Your objective | Every line must be returned precisely as it is written.

»»

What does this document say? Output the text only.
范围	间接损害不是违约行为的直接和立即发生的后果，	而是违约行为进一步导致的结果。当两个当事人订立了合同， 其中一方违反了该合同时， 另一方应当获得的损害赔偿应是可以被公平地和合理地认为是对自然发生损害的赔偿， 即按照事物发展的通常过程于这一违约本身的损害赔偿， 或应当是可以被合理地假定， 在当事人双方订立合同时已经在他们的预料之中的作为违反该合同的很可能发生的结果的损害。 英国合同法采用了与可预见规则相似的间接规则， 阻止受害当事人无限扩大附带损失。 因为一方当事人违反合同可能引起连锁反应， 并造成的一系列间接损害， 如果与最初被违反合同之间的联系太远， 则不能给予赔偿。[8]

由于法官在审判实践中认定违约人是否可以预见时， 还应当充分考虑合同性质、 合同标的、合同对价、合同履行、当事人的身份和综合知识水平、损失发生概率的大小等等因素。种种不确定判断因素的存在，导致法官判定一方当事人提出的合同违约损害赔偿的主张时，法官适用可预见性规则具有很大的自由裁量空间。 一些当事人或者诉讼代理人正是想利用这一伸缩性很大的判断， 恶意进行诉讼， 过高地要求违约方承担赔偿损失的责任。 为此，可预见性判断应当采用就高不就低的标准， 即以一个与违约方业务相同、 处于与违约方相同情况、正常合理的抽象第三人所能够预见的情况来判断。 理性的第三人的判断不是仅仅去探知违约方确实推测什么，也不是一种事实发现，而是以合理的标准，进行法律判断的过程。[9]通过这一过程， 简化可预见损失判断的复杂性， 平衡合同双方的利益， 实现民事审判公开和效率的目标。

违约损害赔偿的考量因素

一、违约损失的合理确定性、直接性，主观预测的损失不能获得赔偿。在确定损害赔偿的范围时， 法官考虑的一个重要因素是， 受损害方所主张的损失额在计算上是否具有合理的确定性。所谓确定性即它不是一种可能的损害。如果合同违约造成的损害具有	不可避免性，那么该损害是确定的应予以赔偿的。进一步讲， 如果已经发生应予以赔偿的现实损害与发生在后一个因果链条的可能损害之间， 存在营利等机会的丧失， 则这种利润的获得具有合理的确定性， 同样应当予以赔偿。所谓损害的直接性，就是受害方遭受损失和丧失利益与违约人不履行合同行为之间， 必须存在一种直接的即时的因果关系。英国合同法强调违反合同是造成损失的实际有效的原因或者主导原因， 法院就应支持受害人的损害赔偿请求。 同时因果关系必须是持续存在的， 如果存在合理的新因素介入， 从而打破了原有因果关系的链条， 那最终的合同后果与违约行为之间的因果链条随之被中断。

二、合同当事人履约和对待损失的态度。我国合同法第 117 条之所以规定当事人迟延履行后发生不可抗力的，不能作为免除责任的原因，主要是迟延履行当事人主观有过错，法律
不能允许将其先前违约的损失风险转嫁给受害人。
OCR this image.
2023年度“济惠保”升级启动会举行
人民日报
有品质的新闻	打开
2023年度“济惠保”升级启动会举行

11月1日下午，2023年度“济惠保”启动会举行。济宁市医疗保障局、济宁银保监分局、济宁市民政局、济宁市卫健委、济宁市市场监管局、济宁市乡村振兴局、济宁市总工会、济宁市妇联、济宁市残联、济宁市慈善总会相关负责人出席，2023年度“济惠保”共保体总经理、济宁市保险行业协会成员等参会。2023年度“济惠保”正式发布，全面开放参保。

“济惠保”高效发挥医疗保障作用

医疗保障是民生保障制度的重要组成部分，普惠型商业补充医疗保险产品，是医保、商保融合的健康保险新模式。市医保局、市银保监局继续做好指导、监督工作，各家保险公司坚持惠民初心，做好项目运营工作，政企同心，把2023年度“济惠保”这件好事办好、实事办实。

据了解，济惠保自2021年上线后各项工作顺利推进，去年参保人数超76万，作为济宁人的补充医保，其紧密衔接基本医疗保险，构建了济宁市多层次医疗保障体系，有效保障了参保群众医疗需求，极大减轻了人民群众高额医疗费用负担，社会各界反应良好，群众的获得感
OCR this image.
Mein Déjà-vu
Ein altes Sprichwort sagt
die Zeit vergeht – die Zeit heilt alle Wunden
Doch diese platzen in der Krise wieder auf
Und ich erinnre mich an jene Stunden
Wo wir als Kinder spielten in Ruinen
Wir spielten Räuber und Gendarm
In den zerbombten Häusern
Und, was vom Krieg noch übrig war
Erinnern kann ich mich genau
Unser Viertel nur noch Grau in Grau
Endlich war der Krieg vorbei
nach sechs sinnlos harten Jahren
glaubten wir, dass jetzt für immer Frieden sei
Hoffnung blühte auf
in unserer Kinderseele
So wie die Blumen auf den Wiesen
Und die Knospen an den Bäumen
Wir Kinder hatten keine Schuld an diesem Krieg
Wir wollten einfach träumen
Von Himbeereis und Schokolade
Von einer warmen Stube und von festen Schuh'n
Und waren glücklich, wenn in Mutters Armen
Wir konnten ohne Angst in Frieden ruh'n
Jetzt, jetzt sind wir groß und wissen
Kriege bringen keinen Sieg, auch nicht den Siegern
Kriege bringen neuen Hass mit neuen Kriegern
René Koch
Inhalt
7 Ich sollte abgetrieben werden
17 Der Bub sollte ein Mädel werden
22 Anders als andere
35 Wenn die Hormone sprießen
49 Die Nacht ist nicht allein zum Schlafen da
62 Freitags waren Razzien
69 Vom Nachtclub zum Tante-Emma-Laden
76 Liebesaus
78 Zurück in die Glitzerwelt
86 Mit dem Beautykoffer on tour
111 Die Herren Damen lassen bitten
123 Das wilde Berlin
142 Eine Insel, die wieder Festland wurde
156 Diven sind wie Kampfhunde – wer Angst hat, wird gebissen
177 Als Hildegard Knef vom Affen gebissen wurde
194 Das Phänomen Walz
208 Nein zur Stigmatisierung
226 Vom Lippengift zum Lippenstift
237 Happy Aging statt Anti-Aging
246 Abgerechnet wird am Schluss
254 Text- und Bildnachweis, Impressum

««

The result |
What does this document say? Output the text only.
范围	间接损害不是违约行为的直接和立即发生的后果，	而是违约行为进一步导致的结果。当两个当事人订立了合同， 其中一方违反了该合同时， 另一方应当获得的损害赔偿应是可以被公平地和合理地认为是对自然发生损害的赔偿， 即按照事物发展的通常过程于这一违约本身的损害赔偿， 或应当是可以被合理地假定， 在当事人双方订立合同时已经在他们的预料之中的作为违反该合同的很可能发生的结果的损害。 英国合同法采用了与可预见规则相似的间接规则， 阻止受害当事人无限扩大附带损失。 因为一方当事人违反合同可能引起连锁反应， 并造成的一系列间接损害， 如果与最初被违反合同之间的联系太远， 则不能给予赔偿。[8]

由于法官在审判实践中认定违约人是否可以预见时， 还应当充分考虑合同性质、 合同标的、合同对价、合同履行、当事人的身份和综合知识水平、损失发生概率的大小等等因素。种种不确定判断因素的存在，导致法官判定一方当事人提出的合同违约损害赔偿的主张时，法官适用可预见性规则具有很大的自由裁量空间。 一些当事人或者诉讼代理人正是想利用这一伸缩性很大的判断， 恶意进行诉讼， 过高地要求违约方承担赔偿损失的责任。 为此，可预见性判断应当采用就高不就低的标准， 即以一个与违约方业务相同、 处于与违约方相同情况、正常合理的抽象第三人所能够预见的情况来判断。 理性的第三人的判断不是仅仅去探知违约方确实推测什么，也不是一种事实发现，而是以合理的标准，进行法律判断的过程。[9]通过这一过程， 简化可预见损失判断的复杂性， 平衡合同双方的利益， 实现民事审判公开和效率的目标。

违约损害赔偿的考量因素

一、违约损失的合理确定性、直接性，主观预测的损失不能获得赔偿。在确定损害赔偿的范围时， 法官考虑的一个重要因素是， 受损害方所主张的损失额在计算上是否具有合理的确定性。所谓确定性即它不是一种可能的损害。如果合同违约造成的损害具有	不可避免性，那么该损害是确定的应予以赔偿的。进一步讲， 如果已经发生应予以赔偿的现实损害与发生在后一个因果链条的可能损害之间， 存在营利等机会的丧失， 则这种利润的获得具有合理的确定性， 同样应当予以赔偿。所谓损害的直接性，就是受害方遭受损失和丧失利益与违约人不履行合同行为之间， 必须存在一种直接的即时的因果关系。英国合同法强调违反合同是造成损失的实际有效的原因或者主导原因， 法院就应支持受害人的损害赔偿请求。 同时因果关系必须是持续存在的， 如果存在合理的新因素介入， 从而打破了原有因果关系的链条， 那最终的合同后果与违约行为之间的因果链条随之被中断。

二、合同当事人履约和对待损失的态度。我国合同法第 117 条之所以规定当事人迟延履行后发生不可抗力的，不能作为免除责任的原因，主要是迟延履行当事人主观有过错，法律
不能允许将其先前违约的损失风险转嫁给受害人。
OCR this image.
2023年度“济惠保”升级启动会举行
人民日报
有品质的新闻	打开
2023年度“济惠保”升级启动会举行

11月1日下午，2023年度“济惠保”启动会举行。济宁市医疗保障局、济宁银保监分局、济宁市民政局、济宁市卫健委、济宁市市场监管局、济宁市乡村振兴局、济宁市总工会、济宁市妇联、济宁市残联、济宁市慈善总会相关负责人出席，2023年度“济惠保”共保体总经理、济宁市保险行业协会成员等参会。2023年度“济惠保”正式发布，全面开放参保。

“济惠保”高效发挥医疗保障作用

医疗保障是民生保障制度的重要组成部分，普惠型商业补充医疗保险产品，是医保、商保融合的健康保险新模式。市医保局、市银保监局继续做好指导、监督工作，各家保险公司坚持惠民初心，做好项目运营工作，政企同心，把2023年度“济惠保”这件好事办好、实事办实。

据了解，济惠保自2021年上线后各项工作顺利推进，去年参保人数超76万，作为济宁人的补充医保，其紧密衔接基本医疗保险，构建了济宁市多层次医疗保障体系，有效保障了参保群众医疗需求，极大减轻了人民群众高额医疗费用负担，社会各界反应良好，群众的获得感
OCR this image.
Mein Déjà-vu
Ein altes Sprichwort sagt
die Zeit vergeht – die Zeit heilt alle Wunden
Doch diese platzen in der Krise wieder auf
Und ich erinnre mich an jene Stunden
Wo wir als Kinder spielten in Ruinen
Wir spielten Räuber und Gendarm
In den zerbombten Häusern
Und, was vom Krieg noch übrig war
Erinnern kann ich mich genau
Unser Viertel nur noch Grau in Grau
Endlich war der Krieg vorbei
nach sechs sinnlos harten Jahren
glaubten wir, dass jetzt für immer Frieden sei
Hoffnung blühte auf
in unserer Kinderseele
So wie die Blumen auf den Wiesen
Und die Knospen an den Bäumen
Wir Kinder hatten keine Schuld an diesem Krieg
Wir wollten einfach träumen
Von Himbeereis und Schokolade
Von einer warmen Stube und von festen Schuh'n
Und waren glücklich, wenn in Mutters Armen
Wir konnten ohne Angst in Frieden ruh'n
Jetzt, jetzt sind wir groß und wissen
Kriege bringen keinen Sieg, auch nicht den Siegern
Kriege bringen neuen Hass mit neuen Kriegern
René Koch
Inhalt
7 Ich sollte abgetrieben werden
17 Der Bub sollte ein Mädel werden
22 Anders als andere
35 Wenn die Hormone sprießen
49 Die Nacht ist nicht allein zum Schlafen da
62 Freitags waren Razzien
69 Vom Nachtclub zum Tante-Emma-Laden
76 Liebesaus
78 Zurück in die Glitzerwelt
86 Mit dem Beautykoffer on tour
111 Die Herren Damen lassen bitten
123 Das wilde Berlin
142 Eine Insel, die wieder Festland wurde
156 Diven sind wie Kampfhunde – wer Angst hat, wird gebissen
177 Als Hildegard Knef vom Affen gebissen wurde
194 Das Phänomen Walz
208 Nein zur Stigmatisierung
226 Vom Lippengift zum Lippenstift
237 Happy Aging statt Anti-Aging
246 Abgerechnet wird am Schluss
254 Text- und Bildnachweis, Impressum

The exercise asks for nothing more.